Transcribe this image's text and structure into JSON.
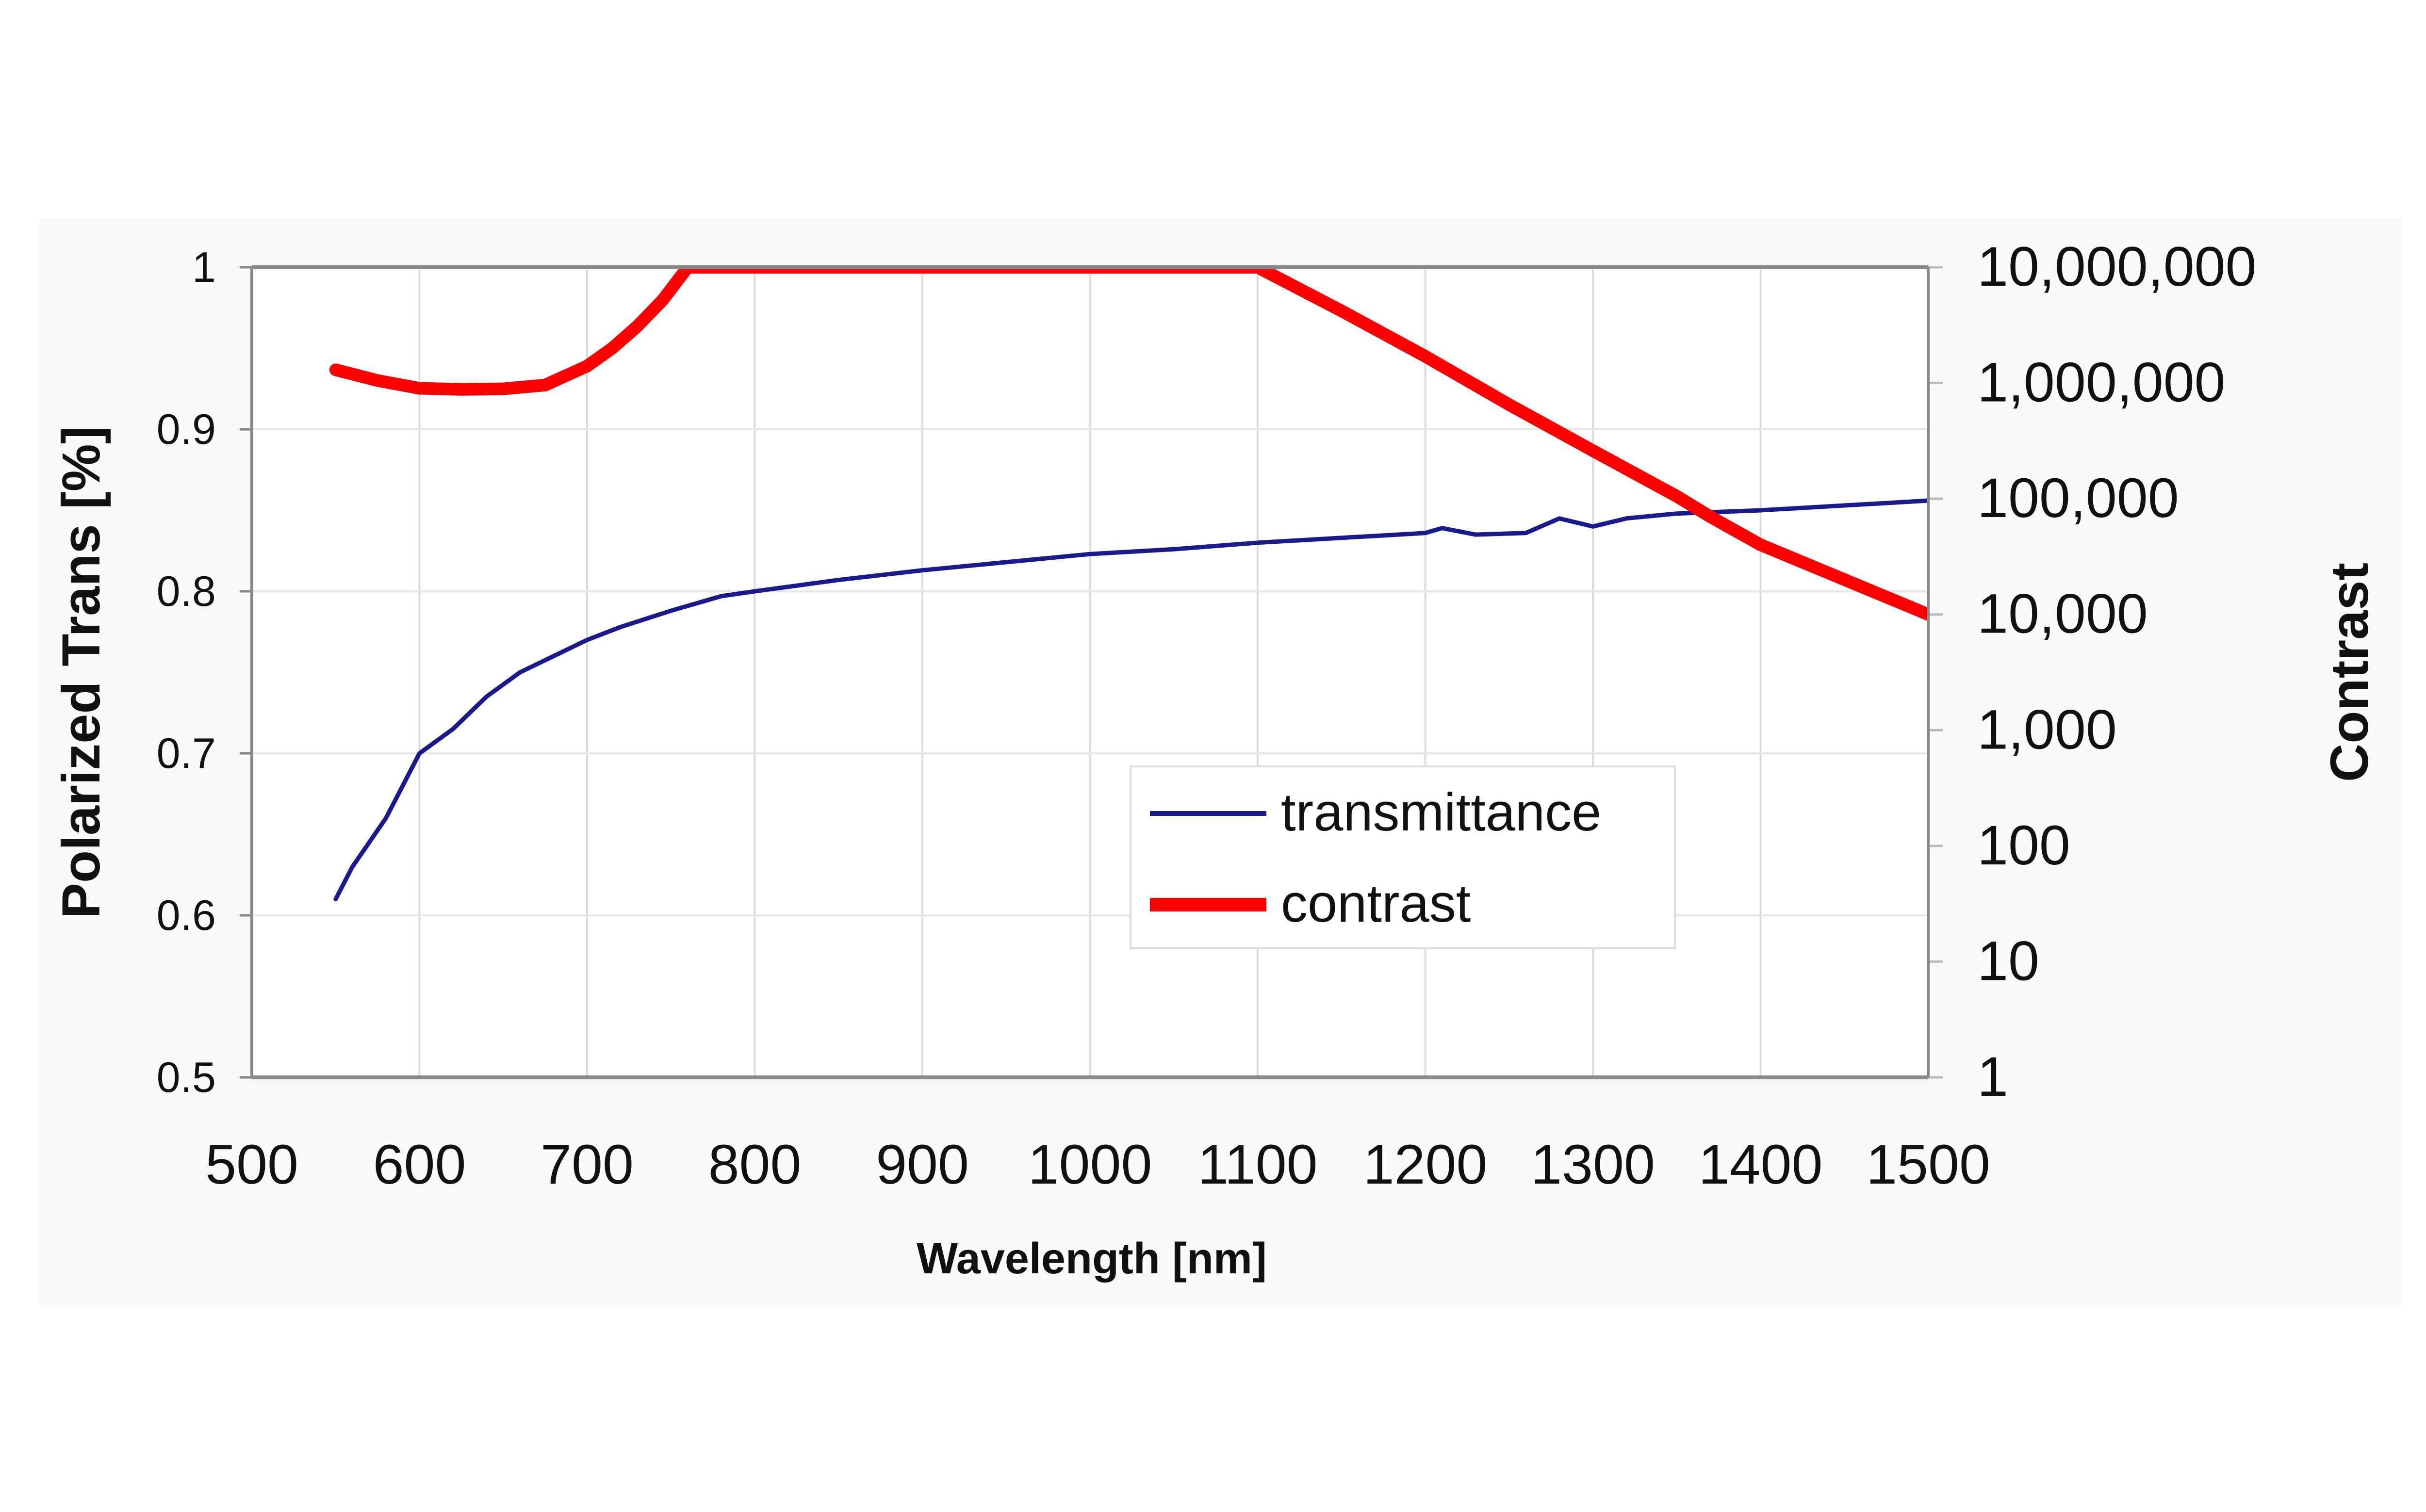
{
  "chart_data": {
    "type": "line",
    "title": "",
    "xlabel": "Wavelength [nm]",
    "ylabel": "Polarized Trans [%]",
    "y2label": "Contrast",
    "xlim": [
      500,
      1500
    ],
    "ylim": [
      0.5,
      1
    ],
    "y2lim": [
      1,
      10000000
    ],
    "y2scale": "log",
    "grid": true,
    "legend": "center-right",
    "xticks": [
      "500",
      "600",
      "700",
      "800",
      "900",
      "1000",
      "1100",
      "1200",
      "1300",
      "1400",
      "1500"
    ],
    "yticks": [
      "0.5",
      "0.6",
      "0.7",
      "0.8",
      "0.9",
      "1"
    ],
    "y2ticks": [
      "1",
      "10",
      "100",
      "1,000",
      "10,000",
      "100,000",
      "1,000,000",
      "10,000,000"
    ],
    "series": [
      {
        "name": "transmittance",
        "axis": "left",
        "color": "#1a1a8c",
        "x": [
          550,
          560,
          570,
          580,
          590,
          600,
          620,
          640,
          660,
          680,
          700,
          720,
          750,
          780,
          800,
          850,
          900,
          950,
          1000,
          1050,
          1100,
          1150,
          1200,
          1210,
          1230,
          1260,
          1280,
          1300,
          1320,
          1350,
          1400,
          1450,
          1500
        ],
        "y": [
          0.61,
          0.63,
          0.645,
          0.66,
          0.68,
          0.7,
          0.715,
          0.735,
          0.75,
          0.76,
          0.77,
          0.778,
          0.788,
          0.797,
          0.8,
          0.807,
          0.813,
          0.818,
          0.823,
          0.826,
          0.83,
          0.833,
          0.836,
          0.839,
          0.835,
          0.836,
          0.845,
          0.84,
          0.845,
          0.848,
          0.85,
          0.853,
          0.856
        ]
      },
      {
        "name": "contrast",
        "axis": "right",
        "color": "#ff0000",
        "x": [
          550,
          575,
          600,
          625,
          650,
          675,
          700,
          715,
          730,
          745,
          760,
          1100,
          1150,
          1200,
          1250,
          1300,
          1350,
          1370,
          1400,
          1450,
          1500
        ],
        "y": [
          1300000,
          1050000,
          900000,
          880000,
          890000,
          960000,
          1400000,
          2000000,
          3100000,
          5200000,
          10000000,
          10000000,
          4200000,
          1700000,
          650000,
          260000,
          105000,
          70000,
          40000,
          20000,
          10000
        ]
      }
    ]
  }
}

____

- **REQUEST**: Without the pictures, restate all the entries above exactly.

- **WRITTEN SOLUTION**:
Transcribe this image's text and structure into JSON.
{
  "chart_data": {
    "type": "line",
    "title": "",
    "xlabel": "Wavelength [nm]",
    "ylabel": "Polarized Trans [%]",
    "y2label": "Contrast",
    "xlim": [
      500,
      1500
    ],
    "ylim": [
      0.5,
      1
    ],
    "y2lim": [
      1,
      10000000
    ],
    "y2scale": "log",
    "grid": true,
    "legend": "center-right",
    "xticks": [
      "500",
      "600",
      "700",
      "800",
      "900",
      "1000",
      "1100",
      "1200",
      "1300",
      "1400",
      "1500"
    ],
    "yticks": [
      "0.5",
      "0.6",
      "0.7",
      "0.8",
      "0.9",
      "1"
    ],
    "y2ticks": [
      "1",
      "10",
      "100",
      "1,000",
      "10,000",
      "100,000",
      "1,000,000",
      "10,000,000"
    ],
    "series": [
      {
        "name": "transmittance",
        "axis": "left",
        "color": "#1a1a8c",
        "x": [
          550,
          560,
          570,
          580,
          590,
          600,
          620,
          640,
          660,
          680,
          700,
          720,
          750,
          780,
          800,
          850,
          900,
          950,
          1000,
          1050,
          1100,
          1150,
          1200,
          1210,
          1230,
          1260,
          1280,
          1300,
          1320,
          1350,
          1400,
          1450,
          1500
        ],
        "y": [
          0.61,
          0.63,
          0.645,
          0.66,
          0.68,
          0.7,
          0.715,
          0.735,
          0.75,
          0.76,
          0.77,
          0.778,
          0.788,
          0.797,
          0.8,
          0.807,
          0.813,
          0.818,
          0.823,
          0.826,
          0.83,
          0.833,
          0.836,
          0.839,
          0.835,
          0.836,
          0.845,
          0.84,
          0.845,
          0.848,
          0.85,
          0.853,
          0.856
        ]
      },
      {
        "name": "contrast",
        "axis": "right",
        "color": "#ff0000",
        "x": [
          550,
          575,
          600,
          625,
          650,
          675,
          700,
          715,
          730,
          745,
          760,
          1100,
          1150,
          1200,
          1250,
          1300,
          1350,
          1370,
          1400,
          1450,
          1500
        ],
        "y": [
          1300000,
          1050000,
          900000,
          880000,
          890000,
          960000,
          1400000,
          2000000,
          3100000,
          5200000,
          10000000,
          10000000,
          4200000,
          1700000,
          650000,
          260000,
          105000,
          70000,
          40000,
          20000,
          10000
        ]
      }
    ]
  }
}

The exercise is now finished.